Copy out all the lines where "votes" shows up.

# START OF STORED ROWS

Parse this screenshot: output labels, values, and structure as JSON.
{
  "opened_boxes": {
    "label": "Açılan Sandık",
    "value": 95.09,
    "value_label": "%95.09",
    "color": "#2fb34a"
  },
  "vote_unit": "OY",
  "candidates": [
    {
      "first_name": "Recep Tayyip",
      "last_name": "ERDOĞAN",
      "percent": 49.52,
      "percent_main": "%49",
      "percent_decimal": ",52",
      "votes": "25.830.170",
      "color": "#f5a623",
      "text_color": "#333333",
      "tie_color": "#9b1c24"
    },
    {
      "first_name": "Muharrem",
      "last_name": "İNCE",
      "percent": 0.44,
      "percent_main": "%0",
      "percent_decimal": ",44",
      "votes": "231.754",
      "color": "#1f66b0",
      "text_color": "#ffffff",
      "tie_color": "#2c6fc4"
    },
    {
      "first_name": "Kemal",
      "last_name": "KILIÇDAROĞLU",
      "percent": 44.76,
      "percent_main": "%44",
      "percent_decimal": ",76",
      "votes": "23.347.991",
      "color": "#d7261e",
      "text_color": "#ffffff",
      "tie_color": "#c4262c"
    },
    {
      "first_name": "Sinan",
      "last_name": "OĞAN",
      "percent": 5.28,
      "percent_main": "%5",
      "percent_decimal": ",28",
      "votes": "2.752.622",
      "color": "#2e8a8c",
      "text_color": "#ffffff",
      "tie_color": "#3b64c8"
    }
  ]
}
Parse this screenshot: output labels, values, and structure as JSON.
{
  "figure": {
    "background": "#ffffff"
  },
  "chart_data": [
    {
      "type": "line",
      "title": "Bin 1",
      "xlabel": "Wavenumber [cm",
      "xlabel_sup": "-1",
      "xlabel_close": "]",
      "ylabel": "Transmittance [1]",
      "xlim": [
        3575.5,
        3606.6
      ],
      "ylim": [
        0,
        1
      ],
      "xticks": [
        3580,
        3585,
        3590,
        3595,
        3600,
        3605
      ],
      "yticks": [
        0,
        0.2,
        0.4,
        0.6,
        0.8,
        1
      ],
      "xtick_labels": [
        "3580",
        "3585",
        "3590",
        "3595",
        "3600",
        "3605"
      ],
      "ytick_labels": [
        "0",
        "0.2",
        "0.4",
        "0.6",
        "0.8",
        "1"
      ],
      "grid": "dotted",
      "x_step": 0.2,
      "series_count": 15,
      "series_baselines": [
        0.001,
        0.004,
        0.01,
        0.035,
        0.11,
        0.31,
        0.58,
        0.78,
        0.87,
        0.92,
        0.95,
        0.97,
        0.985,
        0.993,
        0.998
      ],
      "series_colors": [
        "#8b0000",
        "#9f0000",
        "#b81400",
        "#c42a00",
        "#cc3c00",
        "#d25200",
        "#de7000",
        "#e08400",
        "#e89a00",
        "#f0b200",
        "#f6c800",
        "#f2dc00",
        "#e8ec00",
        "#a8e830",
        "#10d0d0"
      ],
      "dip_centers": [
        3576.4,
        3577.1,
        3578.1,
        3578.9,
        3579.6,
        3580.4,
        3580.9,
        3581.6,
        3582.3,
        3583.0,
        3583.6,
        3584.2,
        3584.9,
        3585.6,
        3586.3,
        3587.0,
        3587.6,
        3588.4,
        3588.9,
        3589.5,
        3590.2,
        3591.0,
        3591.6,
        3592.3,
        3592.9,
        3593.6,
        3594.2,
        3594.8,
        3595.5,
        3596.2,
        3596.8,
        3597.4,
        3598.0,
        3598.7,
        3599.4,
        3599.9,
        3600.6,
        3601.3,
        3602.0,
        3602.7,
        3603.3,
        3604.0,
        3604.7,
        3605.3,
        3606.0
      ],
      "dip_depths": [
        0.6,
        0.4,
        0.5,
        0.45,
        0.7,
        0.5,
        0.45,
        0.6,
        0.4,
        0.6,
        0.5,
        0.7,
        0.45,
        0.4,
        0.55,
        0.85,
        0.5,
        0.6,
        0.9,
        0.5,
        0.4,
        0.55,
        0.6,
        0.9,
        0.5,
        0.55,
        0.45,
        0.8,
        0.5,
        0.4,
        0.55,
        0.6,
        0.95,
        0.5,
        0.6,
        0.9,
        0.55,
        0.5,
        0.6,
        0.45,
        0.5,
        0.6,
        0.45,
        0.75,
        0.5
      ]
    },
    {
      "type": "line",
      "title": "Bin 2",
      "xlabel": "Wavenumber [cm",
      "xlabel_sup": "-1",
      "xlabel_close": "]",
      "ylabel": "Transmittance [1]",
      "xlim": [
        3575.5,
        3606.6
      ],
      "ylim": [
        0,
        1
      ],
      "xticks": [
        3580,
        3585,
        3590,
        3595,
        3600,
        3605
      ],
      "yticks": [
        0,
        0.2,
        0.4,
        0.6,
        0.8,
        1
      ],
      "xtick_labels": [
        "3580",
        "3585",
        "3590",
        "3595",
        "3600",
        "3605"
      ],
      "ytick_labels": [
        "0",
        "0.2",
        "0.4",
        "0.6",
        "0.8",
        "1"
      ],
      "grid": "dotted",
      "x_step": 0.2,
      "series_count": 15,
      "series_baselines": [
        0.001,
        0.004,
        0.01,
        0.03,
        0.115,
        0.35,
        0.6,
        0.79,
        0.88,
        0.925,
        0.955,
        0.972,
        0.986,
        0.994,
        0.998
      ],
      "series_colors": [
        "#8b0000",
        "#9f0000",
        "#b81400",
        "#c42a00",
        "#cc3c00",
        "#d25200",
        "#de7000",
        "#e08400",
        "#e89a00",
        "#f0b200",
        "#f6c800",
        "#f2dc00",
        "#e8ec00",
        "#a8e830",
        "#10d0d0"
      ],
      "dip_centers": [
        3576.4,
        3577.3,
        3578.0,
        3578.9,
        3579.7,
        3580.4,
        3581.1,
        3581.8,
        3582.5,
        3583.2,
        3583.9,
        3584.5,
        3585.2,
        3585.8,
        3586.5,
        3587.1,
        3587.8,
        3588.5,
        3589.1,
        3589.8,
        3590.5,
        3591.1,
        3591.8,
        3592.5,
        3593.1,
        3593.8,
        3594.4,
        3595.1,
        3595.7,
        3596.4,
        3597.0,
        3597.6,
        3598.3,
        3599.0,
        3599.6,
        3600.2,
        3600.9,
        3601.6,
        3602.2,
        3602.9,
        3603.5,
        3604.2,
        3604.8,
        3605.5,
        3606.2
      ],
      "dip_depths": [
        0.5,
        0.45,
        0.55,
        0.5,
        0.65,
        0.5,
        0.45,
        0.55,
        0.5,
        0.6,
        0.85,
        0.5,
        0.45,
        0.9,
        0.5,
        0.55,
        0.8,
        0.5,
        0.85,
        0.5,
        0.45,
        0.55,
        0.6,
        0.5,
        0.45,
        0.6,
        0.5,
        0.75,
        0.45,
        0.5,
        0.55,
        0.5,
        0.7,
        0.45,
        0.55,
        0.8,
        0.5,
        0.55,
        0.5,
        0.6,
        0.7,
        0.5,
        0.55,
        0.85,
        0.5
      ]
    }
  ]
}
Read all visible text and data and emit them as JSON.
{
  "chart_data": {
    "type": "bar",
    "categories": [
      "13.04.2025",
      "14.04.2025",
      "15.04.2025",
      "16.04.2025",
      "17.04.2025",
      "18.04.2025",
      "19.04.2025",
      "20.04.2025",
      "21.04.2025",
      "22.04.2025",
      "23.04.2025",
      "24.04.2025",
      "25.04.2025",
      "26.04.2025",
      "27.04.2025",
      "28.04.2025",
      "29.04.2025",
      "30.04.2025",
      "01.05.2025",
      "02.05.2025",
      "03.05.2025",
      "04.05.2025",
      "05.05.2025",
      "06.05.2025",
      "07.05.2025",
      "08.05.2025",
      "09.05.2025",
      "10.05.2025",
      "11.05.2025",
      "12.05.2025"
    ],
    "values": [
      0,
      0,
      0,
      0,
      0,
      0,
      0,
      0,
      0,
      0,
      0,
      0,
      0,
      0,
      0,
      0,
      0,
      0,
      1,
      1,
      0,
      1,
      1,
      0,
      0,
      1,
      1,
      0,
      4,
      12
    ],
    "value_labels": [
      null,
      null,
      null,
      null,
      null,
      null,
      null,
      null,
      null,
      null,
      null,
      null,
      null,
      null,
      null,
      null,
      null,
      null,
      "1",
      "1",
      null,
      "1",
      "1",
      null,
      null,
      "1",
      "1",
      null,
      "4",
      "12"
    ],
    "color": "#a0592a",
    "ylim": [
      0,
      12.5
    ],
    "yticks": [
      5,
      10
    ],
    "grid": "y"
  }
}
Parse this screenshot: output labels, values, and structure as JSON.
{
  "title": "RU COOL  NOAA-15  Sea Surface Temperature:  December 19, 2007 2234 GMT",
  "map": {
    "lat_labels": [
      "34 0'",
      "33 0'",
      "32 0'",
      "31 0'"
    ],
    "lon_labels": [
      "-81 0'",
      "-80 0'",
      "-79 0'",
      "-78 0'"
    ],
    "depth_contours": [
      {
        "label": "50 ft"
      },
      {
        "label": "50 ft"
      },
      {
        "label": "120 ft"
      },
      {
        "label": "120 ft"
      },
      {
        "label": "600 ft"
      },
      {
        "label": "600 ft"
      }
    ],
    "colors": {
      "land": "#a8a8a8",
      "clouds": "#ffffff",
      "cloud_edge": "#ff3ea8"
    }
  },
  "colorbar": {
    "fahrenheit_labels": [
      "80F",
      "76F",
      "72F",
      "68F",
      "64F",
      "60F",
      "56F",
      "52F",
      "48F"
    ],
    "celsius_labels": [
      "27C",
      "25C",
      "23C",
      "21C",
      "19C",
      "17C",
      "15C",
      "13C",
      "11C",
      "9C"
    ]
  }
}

# END OF STORED ROWS

### FINAL ANSWER
      "votes": "25.830.170",
      "votes": "231.754",
      "votes": "23.347.991",
      "votes": "2.752.622",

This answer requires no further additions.